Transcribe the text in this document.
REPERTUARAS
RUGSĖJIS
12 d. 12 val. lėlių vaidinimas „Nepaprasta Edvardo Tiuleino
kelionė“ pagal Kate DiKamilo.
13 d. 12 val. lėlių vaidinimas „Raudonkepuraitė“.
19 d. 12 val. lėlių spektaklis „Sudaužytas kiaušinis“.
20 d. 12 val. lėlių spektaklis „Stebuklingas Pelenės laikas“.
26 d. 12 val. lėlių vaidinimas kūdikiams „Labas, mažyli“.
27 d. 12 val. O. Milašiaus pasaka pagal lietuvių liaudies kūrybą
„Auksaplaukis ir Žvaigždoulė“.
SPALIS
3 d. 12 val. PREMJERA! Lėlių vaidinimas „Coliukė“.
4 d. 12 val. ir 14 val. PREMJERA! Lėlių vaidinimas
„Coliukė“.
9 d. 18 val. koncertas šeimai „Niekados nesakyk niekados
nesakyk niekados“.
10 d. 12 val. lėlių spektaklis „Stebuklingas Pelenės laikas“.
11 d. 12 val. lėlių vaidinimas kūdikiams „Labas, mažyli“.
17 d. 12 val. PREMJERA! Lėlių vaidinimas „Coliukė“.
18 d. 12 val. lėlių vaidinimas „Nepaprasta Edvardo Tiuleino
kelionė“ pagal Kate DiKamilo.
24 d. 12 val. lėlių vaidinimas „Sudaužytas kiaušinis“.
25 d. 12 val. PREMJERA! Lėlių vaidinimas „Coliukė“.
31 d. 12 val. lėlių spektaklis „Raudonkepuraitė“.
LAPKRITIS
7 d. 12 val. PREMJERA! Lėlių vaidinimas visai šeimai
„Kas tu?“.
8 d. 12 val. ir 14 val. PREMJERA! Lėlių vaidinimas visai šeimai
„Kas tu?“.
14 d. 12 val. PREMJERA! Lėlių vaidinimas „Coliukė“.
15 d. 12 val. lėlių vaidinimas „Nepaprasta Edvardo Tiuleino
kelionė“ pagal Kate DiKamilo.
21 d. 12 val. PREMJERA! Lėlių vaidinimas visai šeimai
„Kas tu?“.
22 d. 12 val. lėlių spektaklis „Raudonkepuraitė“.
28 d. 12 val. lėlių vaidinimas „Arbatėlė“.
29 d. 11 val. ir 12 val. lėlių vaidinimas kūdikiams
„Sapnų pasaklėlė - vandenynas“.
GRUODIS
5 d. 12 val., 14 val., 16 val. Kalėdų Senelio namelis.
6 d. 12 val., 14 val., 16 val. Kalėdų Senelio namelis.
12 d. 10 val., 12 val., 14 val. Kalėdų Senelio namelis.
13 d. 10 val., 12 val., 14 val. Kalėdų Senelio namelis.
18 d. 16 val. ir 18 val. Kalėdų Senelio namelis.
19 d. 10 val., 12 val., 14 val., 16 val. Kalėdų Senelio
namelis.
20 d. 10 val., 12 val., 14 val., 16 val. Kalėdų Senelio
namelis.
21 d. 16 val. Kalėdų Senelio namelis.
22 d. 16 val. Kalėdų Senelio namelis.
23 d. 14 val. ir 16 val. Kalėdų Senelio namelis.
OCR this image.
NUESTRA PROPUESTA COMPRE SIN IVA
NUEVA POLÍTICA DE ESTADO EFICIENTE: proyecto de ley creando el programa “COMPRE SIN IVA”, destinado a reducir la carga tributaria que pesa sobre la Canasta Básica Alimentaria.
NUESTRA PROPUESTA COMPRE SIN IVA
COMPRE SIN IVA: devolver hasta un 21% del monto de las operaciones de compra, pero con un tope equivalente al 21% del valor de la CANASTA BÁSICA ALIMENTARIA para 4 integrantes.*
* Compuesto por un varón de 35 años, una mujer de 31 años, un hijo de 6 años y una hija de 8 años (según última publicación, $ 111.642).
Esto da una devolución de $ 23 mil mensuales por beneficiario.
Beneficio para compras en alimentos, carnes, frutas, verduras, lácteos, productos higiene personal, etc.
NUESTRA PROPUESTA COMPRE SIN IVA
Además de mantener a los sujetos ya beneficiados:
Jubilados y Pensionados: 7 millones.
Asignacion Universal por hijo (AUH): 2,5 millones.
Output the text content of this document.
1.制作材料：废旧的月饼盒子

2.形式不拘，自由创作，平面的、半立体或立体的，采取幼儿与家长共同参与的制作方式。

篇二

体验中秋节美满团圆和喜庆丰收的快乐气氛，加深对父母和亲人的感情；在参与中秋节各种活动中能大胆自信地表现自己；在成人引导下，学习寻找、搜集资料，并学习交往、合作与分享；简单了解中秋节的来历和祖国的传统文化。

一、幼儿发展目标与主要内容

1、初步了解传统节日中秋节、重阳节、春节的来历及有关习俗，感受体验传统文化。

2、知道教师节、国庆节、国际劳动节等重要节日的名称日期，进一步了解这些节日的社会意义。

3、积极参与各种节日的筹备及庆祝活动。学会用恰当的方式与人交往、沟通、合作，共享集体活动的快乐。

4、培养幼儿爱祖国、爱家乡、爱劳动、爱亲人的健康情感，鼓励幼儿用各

• Exercise aim: Type out the material again exactly as presented.

• Written answer:
Transcribe the text in this document.
REPERTUARAS
RUGSĖJIS
12 d. 12 val. lėlių vaidinimas „Nepaprasta Edvardo Tiuleino
kelionė“ pagal Kate DiKamilo.
13 d. 12 val. lėlių vaidinimas „Raudonkepuraitė“.
19 d. 12 val. lėlių spektaklis „Sudaužytas kiaušinis“.
20 d. 12 val. lėlių spektaklis „Stebuklingas Pelenės laikas“.
26 d. 12 val. lėlių vaidinimas kūdikiams „Labas, mažyli“.
27 d. 12 val. O. Milašiaus pasaka pagal lietuvių liaudies kūrybą
„Auksaplaukis ir Žvaigždoulė“.
SPALIS
3 d. 12 val. PREMJERA! Lėlių vaidinimas „Coliukė“.
4 d. 12 val. ir 14 val. PREMJERA! Lėlių vaidinimas
„Coliukė“.
9 d. 18 val. koncertas šeimai „Niekados nesakyk niekados
nesakyk niekados“.
10 d. 12 val. lėlių spektaklis „Stebuklingas Pelenės laikas“.
11 d. 12 val. lėlių vaidinimas kūdikiams „Labas, mažyli“.
17 d. 12 val. PREMJERA! Lėlių vaidinimas „Coliukė“.
18 d. 12 val. lėlių vaidinimas „Nepaprasta Edvardo Tiuleino
kelionė“ pagal Kate DiKamilo.
24 d. 12 val. lėlių vaidinimas „Sudaužytas kiaušinis“.
25 d. 12 val. PREMJERA! Lėlių vaidinimas „Coliukė“.
31 d. 12 val. lėlių spektaklis „Raudonkepuraitė“.
LAPKRITIS
7 d. 12 val. PREMJERA! Lėlių vaidinimas visai šeimai
„Kas tu?“.
8 d. 12 val. ir 14 val. PREMJERA! Lėlių vaidinimas visai šeimai
„Kas tu?“.
14 d. 12 val. PREMJERA! Lėlių vaidinimas „Coliukė“.
15 d. 12 val. lėlių vaidinimas „Nepaprasta Edvardo Tiuleino
kelionė“ pagal Kate DiKamilo.
21 d. 12 val. PREMJERA! Lėlių vaidinimas visai šeimai
„Kas tu?“.
22 d. 12 val. lėlių spektaklis „Raudonkepuraitė“.
28 d. 12 val. lėlių vaidinimas „Arbatėlė“.
29 d. 11 val. ir 12 val. lėlių vaidinimas kūdikiams
„Sapnų pasaklėlė - vandenynas“.
GRUODIS
5 d. 12 val., 14 val., 16 val. Kalėdų Senelio namelis.
6 d. 12 val., 14 val., 16 val. Kalėdų Senelio namelis.
12 d. 10 val., 12 val., 14 val. Kalėdų Senelio namelis.
13 d. 10 val., 12 val., 14 val. Kalėdų Senelio namelis.
18 d. 16 val. ir 18 val. Kalėdų Senelio namelis.
19 d. 10 val., 12 val., 14 val., 16 val. Kalėdų Senelio
namelis.
20 d. 10 val., 12 val., 14 val., 16 val. Kalėdų Senelio
namelis.
21 d. 16 val. Kalėdų Senelio namelis.
22 d. 16 val. Kalėdų Senelio namelis.
23 d. 14 val. ir 16 val. Kalėdų Senelio namelis.
OCR this image.
NUESTRA PROPUESTA COMPRE SIN IVA
NUEVA POLÍTICA DE ESTADO EFICIENTE: proyecto de ley creando el programa “COMPRE SIN IVA”, destinado a reducir la carga tributaria que pesa sobre la Canasta Básica Alimentaria.
NUESTRA PROPUESTA COMPRE SIN IVA
COMPRE SIN IVA: devolver hasta un 21% del monto de las operaciones de compra, pero con un tope equivalente al 21% del valor de la CANASTA BÁSICA ALIMENTARIA para 4 integrantes.*
* Compuesto por un varón de 35 años, una mujer de 31 años, un hijo de 6 años y una hija de 8 años (según última publicación, $ 111.642).
Esto da una devolución de $ 23 mil mensuales por beneficiario.
Beneficio para compras en alimentos, carnes, frutas, verduras, lácteos, productos higiene personal, etc.
NUESTRA PROPUESTA COMPRE SIN IVA
Además de mantener a los sujetos ya beneficiados:
Jubilados y Pensionados: 7 millones.
Asignacion Universal por hijo (AUH): 2,5 millones.
Output the text content of this document.
1.制作材料：废旧的月饼盒子

2.形式不拘，自由创作，平面的、半立体或立体的，采取幼儿与家长共同参与的制作方式。

篇二

体验中秋节美满团圆和喜庆丰收的快乐气氛，加深对父母和亲人的感情；在参与中秋节各种活动中能大胆自信地表现自己；在成人引导下，学习寻找、搜集资料，并学习交往、合作与分享；简单了解中秋节的来历和祖国的传统文化。

一、幼儿发展目标与主要内容

1、初步了解传统节日中秋节、重阳节、春节的来历及有关习俗，感受体验传统文化。

2、知道教师节、国庆节、国际劳动节等重要节日的名称日期，进一步了解这些节日的社会意义。

3、积极参与各种节日的筹备及庆祝活动。学会用恰当的方式与人交往、沟通、合作，共享集体活动的快乐。

4、培养幼儿爱祖国、爱家乡、爱劳动、爱亲人的健康情感，鼓励幼儿用各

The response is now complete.